[TO BE DONE] Read the records and write them out again exactly.
_ _ _ _
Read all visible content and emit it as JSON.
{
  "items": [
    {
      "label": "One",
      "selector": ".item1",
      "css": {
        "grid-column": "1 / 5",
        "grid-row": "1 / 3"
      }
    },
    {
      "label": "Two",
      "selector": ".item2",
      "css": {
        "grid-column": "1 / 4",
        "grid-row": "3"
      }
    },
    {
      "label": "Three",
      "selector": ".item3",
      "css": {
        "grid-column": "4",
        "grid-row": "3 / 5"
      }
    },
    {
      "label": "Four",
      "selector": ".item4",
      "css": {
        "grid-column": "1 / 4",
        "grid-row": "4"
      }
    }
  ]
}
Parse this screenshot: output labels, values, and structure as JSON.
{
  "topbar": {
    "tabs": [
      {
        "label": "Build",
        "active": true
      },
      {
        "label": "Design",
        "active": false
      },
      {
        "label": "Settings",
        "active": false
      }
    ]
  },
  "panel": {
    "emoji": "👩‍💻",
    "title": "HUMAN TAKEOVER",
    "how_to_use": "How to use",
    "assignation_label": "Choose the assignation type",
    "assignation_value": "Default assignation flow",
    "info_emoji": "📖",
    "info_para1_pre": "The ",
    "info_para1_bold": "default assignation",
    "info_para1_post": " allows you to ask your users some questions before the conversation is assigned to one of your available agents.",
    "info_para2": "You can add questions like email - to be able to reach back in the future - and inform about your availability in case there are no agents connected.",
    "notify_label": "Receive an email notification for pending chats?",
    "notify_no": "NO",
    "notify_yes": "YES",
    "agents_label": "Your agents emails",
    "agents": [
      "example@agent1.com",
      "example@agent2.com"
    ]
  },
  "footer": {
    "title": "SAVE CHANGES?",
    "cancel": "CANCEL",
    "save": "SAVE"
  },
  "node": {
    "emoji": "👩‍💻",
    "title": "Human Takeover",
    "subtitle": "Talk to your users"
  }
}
_ _ _ _
[RESULT OF THIS TASK]
Read all visible content and emit it as JSON.
{
  "items": [
    {
      "label": "One",
      "selector": ".item1",
      "css": {
        "grid-column": "1 / 5",
        "grid-row": "1 / 3"
      }
    },
    {
      "label": "Two",
      "selector": ".item2",
      "css": {
        "grid-column": "1 / 4",
        "grid-row": "3"
      }
    },
    {
      "label": "Three",
      "selector": ".item3",
      "css": {
        "grid-column": "4",
        "grid-row": "3 / 5"
      }
    },
    {
      "label": "Four",
      "selector": ".item4",
      "css": {
        "grid-column": "1 / 4",
        "grid-row": "4"
      }
    }
  ]
}
Parse this screenshot: output labels, values, and structure as JSON.
{
  "topbar": {
    "tabs": [
      {
        "label": "Build",
        "active": true
      },
      {
        "label": "Design",
        "active": false
      },
      {
        "label": "Settings",
        "active": false
      }
    ]
  },
  "panel": {
    "emoji": "👩‍💻",
    "title": "HUMAN TAKEOVER",
    "how_to_use": "How to use",
    "assignation_label": "Choose the assignation type",
    "assignation_value": "Default assignation flow",
    "info_emoji": "📖",
    "info_para1_pre": "The ",
    "info_para1_bold": "default assignation",
    "info_para1_post": " allows you to ask your users some questions before the conversation is assigned to one of your available agents.",
    "info_para2": "You can add questions like email - to be able to reach back in the future - and inform about your availability in case there are no agents connected.",
    "notify_label": "Receive an email notification for pending chats?",
    "notify_no": "NO",
    "notify_yes": "YES",
    "agents_label": "Your agents emails",
    "agents": [
      "example@agent1.com",
      "example@agent2.com"
    ]
  },
  "footer": {
    "title": "SAVE CHANGES?",
    "cancel": "CANCEL",
    "save": "SAVE"
  },
  "node": {
    "emoji": "👩‍💻",
    "title": "Human Takeover",
    "subtitle": "Talk to your users"
  }
}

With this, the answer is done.